Tally up the lines below that include the word "Bündner". Answer with the number alone.

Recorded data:
* * * * *
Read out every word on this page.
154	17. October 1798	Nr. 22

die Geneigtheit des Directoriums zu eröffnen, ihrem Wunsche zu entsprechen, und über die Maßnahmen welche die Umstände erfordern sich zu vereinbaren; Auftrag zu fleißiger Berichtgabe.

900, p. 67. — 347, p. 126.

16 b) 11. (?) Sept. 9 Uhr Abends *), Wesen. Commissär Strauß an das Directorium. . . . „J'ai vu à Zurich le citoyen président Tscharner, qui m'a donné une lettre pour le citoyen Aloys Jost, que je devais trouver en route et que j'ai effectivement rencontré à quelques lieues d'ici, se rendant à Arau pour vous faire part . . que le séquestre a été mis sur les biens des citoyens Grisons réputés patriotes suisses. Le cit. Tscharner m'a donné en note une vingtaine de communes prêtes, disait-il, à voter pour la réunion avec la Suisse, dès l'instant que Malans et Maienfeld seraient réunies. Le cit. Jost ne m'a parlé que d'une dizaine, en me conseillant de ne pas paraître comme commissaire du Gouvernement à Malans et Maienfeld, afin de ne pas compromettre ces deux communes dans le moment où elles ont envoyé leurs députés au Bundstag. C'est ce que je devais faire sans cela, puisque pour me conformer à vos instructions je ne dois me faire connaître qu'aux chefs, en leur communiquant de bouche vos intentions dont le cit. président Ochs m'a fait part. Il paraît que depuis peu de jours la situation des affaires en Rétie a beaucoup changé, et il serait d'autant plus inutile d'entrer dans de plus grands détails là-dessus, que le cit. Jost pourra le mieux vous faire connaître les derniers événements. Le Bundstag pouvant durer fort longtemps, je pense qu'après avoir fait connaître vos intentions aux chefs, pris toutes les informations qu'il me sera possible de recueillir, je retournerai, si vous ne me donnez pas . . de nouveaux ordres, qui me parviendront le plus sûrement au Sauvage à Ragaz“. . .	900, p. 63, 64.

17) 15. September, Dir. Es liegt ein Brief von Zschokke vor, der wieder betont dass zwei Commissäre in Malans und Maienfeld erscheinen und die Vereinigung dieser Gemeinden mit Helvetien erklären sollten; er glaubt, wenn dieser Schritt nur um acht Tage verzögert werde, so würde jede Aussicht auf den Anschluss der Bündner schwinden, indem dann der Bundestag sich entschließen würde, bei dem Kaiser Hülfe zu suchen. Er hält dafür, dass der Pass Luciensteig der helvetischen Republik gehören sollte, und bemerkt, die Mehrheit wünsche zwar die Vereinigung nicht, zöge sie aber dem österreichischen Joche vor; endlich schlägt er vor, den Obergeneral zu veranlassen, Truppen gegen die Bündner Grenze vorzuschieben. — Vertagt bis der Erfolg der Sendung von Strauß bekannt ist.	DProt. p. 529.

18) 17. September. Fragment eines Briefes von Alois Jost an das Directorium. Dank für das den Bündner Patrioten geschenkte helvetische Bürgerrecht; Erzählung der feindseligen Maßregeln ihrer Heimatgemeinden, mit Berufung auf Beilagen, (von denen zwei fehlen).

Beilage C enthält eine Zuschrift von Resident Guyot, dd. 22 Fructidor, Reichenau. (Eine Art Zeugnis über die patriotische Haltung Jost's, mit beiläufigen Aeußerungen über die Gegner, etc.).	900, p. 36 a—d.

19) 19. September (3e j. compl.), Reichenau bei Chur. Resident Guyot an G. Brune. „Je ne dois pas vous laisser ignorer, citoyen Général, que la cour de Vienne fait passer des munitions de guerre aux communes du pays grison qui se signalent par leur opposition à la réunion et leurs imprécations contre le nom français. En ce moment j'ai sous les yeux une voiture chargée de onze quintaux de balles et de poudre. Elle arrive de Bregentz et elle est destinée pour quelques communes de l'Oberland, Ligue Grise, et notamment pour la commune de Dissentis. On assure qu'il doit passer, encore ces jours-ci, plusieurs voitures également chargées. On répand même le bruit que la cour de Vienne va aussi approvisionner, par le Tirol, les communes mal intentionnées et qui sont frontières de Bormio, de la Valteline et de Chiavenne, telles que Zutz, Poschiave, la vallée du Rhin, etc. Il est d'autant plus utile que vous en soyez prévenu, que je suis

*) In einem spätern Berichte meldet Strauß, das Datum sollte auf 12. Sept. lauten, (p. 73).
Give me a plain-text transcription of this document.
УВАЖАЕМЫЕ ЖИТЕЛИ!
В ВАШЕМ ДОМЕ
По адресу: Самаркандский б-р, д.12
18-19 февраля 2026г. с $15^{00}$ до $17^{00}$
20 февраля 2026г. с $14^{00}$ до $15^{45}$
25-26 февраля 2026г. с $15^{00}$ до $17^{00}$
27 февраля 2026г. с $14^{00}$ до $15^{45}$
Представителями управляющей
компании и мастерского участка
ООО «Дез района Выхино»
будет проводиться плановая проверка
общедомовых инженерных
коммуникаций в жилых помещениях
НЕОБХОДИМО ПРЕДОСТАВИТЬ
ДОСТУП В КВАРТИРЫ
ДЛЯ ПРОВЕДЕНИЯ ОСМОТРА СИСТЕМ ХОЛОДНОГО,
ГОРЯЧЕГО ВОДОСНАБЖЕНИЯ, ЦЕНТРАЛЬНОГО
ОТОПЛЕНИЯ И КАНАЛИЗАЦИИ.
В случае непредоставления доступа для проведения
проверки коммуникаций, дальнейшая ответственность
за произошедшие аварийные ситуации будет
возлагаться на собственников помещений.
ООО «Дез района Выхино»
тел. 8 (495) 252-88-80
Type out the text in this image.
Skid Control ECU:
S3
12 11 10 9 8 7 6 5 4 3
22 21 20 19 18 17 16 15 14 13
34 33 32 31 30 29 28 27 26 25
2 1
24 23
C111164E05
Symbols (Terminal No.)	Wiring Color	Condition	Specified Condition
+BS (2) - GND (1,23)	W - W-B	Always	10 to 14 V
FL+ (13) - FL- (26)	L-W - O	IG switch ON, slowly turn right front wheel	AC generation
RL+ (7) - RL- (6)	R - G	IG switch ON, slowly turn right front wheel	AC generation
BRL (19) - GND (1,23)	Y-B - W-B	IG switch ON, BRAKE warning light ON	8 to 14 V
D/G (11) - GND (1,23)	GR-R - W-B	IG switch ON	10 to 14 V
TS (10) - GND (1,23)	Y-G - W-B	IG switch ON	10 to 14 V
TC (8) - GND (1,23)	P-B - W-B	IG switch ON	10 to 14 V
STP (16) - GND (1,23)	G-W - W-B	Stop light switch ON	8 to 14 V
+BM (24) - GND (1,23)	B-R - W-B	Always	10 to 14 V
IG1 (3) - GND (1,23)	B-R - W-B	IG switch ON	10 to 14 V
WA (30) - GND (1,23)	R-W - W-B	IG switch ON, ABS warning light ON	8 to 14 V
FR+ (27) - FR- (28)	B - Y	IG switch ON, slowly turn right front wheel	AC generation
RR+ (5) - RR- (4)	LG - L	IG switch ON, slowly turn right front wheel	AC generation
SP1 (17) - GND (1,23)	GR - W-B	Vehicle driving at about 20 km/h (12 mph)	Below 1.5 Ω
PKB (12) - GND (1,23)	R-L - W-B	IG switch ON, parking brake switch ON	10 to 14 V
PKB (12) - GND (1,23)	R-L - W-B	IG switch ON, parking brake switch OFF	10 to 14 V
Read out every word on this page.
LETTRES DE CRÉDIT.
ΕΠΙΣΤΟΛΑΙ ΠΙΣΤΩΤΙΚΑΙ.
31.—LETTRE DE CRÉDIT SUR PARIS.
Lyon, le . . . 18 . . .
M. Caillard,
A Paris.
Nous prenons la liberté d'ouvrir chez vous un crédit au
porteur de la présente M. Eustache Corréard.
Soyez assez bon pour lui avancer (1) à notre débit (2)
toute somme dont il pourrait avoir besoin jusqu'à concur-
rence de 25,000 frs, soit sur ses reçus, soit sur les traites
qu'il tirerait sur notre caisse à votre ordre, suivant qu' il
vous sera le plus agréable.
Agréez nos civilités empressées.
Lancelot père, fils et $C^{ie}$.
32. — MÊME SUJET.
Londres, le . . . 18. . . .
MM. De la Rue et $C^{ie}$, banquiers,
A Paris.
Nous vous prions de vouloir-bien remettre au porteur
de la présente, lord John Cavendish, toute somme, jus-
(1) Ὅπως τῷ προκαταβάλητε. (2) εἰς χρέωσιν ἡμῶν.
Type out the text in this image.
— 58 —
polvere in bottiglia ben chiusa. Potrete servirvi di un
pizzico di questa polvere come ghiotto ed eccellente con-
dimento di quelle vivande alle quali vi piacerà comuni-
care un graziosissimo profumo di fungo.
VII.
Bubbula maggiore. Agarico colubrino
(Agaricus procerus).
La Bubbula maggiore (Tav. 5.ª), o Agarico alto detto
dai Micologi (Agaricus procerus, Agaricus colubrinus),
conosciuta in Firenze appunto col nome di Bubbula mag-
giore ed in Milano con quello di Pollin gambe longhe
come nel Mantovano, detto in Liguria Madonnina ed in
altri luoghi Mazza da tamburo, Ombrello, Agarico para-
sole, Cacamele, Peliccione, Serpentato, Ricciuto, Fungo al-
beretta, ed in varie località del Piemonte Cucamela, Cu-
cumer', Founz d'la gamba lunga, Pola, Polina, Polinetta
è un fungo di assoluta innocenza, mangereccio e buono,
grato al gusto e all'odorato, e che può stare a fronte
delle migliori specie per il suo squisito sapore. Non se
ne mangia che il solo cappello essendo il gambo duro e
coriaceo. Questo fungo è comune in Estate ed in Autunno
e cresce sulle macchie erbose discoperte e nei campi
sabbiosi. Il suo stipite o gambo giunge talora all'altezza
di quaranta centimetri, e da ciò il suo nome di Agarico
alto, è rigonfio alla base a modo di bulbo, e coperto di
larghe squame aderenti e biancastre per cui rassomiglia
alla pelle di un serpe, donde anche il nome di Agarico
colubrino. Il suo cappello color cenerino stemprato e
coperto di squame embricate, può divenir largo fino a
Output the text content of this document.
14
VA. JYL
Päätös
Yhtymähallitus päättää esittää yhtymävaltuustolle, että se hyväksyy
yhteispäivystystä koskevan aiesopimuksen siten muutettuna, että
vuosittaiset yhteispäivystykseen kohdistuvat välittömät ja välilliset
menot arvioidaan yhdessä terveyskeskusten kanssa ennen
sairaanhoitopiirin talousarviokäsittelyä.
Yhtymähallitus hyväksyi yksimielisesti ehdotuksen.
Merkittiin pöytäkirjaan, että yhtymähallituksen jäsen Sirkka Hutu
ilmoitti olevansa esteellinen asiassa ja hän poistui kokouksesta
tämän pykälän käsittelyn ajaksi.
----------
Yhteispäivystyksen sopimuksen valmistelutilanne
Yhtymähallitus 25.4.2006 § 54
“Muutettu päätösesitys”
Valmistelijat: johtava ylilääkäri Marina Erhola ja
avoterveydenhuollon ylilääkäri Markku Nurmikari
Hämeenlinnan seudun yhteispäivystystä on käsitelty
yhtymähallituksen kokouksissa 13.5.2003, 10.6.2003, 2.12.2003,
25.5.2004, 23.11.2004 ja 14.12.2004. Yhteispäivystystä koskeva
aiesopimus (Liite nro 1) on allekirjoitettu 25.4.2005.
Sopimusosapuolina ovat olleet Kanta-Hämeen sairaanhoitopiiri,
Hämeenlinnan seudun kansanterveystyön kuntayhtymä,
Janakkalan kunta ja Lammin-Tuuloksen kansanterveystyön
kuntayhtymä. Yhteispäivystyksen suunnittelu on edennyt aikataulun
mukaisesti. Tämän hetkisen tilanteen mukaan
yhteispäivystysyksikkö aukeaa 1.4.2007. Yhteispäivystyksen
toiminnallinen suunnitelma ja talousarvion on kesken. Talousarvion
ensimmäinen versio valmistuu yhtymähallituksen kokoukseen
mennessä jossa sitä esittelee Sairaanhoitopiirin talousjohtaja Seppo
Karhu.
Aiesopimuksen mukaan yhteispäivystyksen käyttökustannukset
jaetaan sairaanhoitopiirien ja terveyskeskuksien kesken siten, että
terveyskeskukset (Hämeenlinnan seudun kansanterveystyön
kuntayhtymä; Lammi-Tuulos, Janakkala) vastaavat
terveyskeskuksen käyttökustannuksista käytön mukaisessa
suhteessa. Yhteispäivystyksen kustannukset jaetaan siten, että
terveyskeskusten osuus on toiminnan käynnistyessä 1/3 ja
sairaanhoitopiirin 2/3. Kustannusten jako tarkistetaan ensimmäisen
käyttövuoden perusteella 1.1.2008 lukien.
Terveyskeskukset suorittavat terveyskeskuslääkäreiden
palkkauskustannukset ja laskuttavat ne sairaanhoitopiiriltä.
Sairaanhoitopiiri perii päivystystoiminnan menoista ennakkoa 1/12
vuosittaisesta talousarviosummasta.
* * * * *
• [Reply to the exercise]: 2